- Tasks for this exercise
A. In the article on Pakistan's human development, who devised human development as a standard of development?
B. Copy word for word the part of the article on Pakistan's human development that opens with the words containing "The central theme" and closes with "and ethnic groups.".
C. Write the next part of the article on Pakistan's human development, picking up after its last sentence.

:: Text for analysis

Ajmal Khan Yousafzai
Pakistan’s current ranking in the Human Development Index (HDI), based on 2018 data, is lower than of other South Asian countries, except Afghanistan, Bhutan, and Nepal which is of great concern but the China-Pakistan Economic Corridor expected to bring change and improve both economic and social development. CPEC is without a doubt creating the atmosphere for attracting more investments, it also improving connectivity with infrastructure and digital advancement. Twenty-twenty is set to bring change and become economy revival year of Pakistan, as the work on CPEC has been accelerated with full pace.
The economist Dr. Mahbub Ul Haq devised human development as a standard of development, departing from the conventional notion of economic growth, was basically from Pakistan and had also served as Deputy Chairman for Planning Commission of Pakistan under Ayub Khan (1958-69) regime. Upon his depart from his position, he questioned the conventional paradigm of economic growth.
In the 1960s decade, Pakistan achieved a significantly higher growth rate than other regional countries. The empirical evidence that Dr. Haq gathered at that time led to the conclusion that the benefits of economic development had become concentrated in 20 businesses and industrial families of Pakistan, thus increasing inequality. With his outstanding study, Dr. Haq influenced the work and direction of UNDP, which has popularized inclusive human development as the most important and fundamental objective of a State.
The central theme of the UNDP’s 2019 human development report is inequality within and between States, and how it helps the well-entrenched interests in political power and economy to amass wealth and marginalize further the poor of their societies. This is also the story behind Pakistan’s low performance in the index.
The most important reason for Pakistan’s human development lagging behind its neighbors is that political and economic elites are not pushed forward about the miserable conditions of the country’s voiceless poor portion. They are the ones who dominate economic and social policy matters, and they have avoided investing enough in health care, education, and addressing the issue of horizontal inequality among gender and ethnic groups.

::::
:: Source information

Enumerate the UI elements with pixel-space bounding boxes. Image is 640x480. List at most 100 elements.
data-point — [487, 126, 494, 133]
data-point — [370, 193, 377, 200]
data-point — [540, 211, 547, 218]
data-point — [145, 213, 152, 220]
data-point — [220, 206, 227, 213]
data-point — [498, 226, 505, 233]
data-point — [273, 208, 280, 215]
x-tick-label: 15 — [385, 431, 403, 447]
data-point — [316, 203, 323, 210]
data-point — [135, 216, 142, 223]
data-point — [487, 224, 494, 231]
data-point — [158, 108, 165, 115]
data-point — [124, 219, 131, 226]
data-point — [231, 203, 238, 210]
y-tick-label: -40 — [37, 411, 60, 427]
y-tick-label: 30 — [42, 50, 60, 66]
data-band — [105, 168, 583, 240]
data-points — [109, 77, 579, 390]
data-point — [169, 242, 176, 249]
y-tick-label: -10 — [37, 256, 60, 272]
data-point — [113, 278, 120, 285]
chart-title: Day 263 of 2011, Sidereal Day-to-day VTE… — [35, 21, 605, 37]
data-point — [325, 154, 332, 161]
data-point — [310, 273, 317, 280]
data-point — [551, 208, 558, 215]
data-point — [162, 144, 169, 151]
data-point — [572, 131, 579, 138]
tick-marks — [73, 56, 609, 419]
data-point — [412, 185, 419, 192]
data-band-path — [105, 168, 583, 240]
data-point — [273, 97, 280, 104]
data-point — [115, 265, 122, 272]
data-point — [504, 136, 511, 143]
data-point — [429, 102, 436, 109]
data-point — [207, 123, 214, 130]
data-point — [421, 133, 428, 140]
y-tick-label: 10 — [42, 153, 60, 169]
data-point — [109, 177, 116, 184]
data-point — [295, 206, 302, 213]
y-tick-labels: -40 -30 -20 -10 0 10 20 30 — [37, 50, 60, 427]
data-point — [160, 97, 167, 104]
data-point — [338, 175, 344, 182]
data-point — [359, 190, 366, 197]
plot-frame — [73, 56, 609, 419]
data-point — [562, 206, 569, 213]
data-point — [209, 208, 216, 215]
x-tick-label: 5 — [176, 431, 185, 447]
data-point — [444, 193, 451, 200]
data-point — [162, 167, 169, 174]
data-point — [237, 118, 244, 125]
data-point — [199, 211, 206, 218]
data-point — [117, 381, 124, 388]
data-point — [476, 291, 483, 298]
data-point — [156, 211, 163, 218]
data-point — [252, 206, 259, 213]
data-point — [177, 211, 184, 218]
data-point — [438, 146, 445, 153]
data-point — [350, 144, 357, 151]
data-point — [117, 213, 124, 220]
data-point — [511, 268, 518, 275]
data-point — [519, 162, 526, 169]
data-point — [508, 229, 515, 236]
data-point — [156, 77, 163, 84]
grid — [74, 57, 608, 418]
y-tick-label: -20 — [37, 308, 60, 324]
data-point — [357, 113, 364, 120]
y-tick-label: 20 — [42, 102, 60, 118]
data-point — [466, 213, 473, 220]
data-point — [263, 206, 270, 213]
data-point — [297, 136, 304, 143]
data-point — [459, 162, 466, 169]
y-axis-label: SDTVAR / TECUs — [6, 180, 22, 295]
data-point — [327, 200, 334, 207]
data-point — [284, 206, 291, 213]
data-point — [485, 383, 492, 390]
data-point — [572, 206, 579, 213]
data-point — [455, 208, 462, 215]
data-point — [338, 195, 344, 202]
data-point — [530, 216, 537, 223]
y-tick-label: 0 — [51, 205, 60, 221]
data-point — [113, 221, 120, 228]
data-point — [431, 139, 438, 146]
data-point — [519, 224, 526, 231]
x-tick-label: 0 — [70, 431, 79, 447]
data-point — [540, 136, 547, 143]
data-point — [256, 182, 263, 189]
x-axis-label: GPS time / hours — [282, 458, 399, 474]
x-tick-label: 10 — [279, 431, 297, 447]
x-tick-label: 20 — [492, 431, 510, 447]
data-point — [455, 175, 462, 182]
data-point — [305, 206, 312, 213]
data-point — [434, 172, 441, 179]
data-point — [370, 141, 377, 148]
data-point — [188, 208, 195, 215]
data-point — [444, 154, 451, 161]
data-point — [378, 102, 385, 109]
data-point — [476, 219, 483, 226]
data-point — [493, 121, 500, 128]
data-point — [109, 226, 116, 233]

::::

- Exercise responses
A. The economist Dr. Mahbub Ul Haq.

B.
The central theme of the UNDP’s 2019 human development report is inequality within and between States, and how it helps the well-entrenched interests in political power and economy to amass wealth and marginalize further the poor of their societies. This is also the story behind Pakistan’s low performance in the index.
The most important reason for Pakistan’s human development lagging behind its neighbors is that political and economic elites are not pushed forward about the miserable conditions of the country’s voiceless poor portion. They are the ones who dominate economic and social policy matters, and they have avoided investing enough in health care, education, and addressing the issue of horizontal inequality among gender and ethnic groups.

C.
According to the human development report, 38.3 percent of Pakistanis suffer from multi-dimensional poverty, 21 percent live in severe poverty and 12.9 percent face the risk of being pushed to poverty. The good thing is that Pakistan has steadily made progress from 0.404 in 1990 to 0.560 in 2018, inclusive of all four dimensions of human development – life expectancy at birth, expected years of schooling, mean years of staying in school and per capita gross national income.
An average Pakistani can now hope to live seven years longer than in 1990. Schooling per child has increased by 3.8 years, and gross national income by a big margin of 62.4 percent. However, primarily because of inequality, growth in national income is not reflected in social development indicators. It still keeps its place in the classification of medium human development countries, as second-last in the list. It will take a few years more to see if pro-poor policies, reforms in governance and economy will reflect in the human development ranking of Pakistan.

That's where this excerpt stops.